WHAT TO WORK ON: Write the listing below out again exactly, dropping the images.

== INFORMATION GIVEN

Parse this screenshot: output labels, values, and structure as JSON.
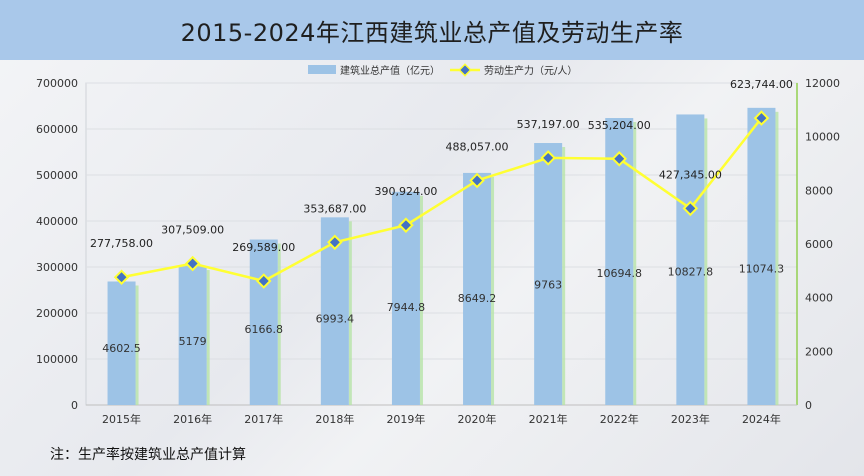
{
  "page": {
    "title": "2015-2024年江西建筑业总产值及劳动生产率",
    "note": "注：生产率按建筑业总产值计算"
  },
  "chart_data": {
    "type": "bar",
    "categories": [
      "2015年",
      "2016年",
      "2017年",
      "2018年",
      "2019年",
      "2020年",
      "2021年",
      "2022年",
      "2023年",
      "2024年"
    ],
    "series": [
      {
        "name": "建筑业总产值（亿元）",
        "type": "bar",
        "axis": "right",
        "values": [
          4602.5,
          5179,
          6166.8,
          6993.4,
          7944.8,
          8649.2,
          9763,
          10694.8,
          10827.8,
          11074.3
        ],
        "labels": [
          "4602.5",
          "5179",
          "6166.8",
          "6993.4",
          "7944.8",
          "8649.2",
          "9763",
          "10694.8",
          "10827.8",
          "11074.3"
        ],
        "color": "#9dc3e6"
      },
      {
        "name": "劳动生产力（元/人）",
        "type": "line",
        "axis": "left",
        "values": [
          277758,
          307509,
          269589,
          353687,
          390924,
          488057,
          537197,
          535204,
          427345,
          623744
        ],
        "labels": [
          "277,758.00",
          "307,509.00",
          "269,589.00",
          "353,687.00",
          "390,924.00",
          "488,057.00",
          "537,197.00",
          "535,204.00",
          "427,345.00",
          "623,744.00"
        ],
        "color": "#ffff33",
        "marker_color": "#4472c4"
      }
    ],
    "left_axis": {
      "min": 0,
      "max": 700000,
      "ticks": [
        "0",
        "100000",
        "200000",
        "300000",
        "400000",
        "500000",
        "600000",
        "700000"
      ]
    },
    "right_axis": {
      "min": 0,
      "max": 12000,
      "ticks": [
        "0",
        "2000",
        "4000",
        "6000",
        "8000",
        "10000",
        "12000"
      ]
    },
    "legend": {
      "position": "top"
    }
  }
}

====

WRITTEN RESPONSE:
Parse this screenshot: output labels, values, and structure as JSON.
{
  "page": {
    "title": "2015-2024年江西建筑业总产值及劳动生产率",
    "note": "注：生产率按建筑业总产值计算"
  },
  "chart_data": {
    "type": "bar",
    "categories": [
      "2015年",
      "2016年",
      "2017年",
      "2018年",
      "2019年",
      "2020年",
      "2021年",
      "2022年",
      "2023年",
      "2024年"
    ],
    "series": [
      {
        "name": "建筑业总产值（亿元）",
        "type": "bar",
        "axis": "right",
        "values": [
          4602.5,
          5179,
          6166.8,
          6993.4,
          7944.8,
          8649.2,
          9763,
          10694.8,
          10827.8,
          11074.3
        ],
        "labels": [
          "4602.5",
          "5179",
          "6166.8",
          "6993.4",
          "7944.8",
          "8649.2",
          "9763",
          "10694.8",
          "10827.8",
          "11074.3"
        ],
        "color": "#9dc3e6"
      },
      {
        "name": "劳动生产力（元/人）",
        "type": "line",
        "axis": "left",
        "values": [
          277758,
          307509,
          269589,
          353687,
          390924,
          488057,
          537197,
          535204,
          427345,
          623744
        ],
        "labels": [
          "277,758.00",
          "307,509.00",
          "269,589.00",
          "353,687.00",
          "390,924.00",
          "488,057.00",
          "537,197.00",
          "535,204.00",
          "427,345.00",
          "623,744.00"
        ],
        "color": "#ffff33",
        "marker_color": "#4472c4"
      }
    ],
    "left_axis": {
      "min": 0,
      "max": 700000,
      "ticks": [
        "0",
        "100000",
        "200000",
        "300000",
        "400000",
        "500000",
        "600000",
        "700000"
      ]
    },
    "right_axis": {
      "min": 0,
      "max": 12000,
      "ticks": [
        "0",
        "2000",
        "4000",
        "6000",
        "8000",
        "10000",
        "12000"
      ]
    },
    "legend": {
      "position": "top"
    }
  }
}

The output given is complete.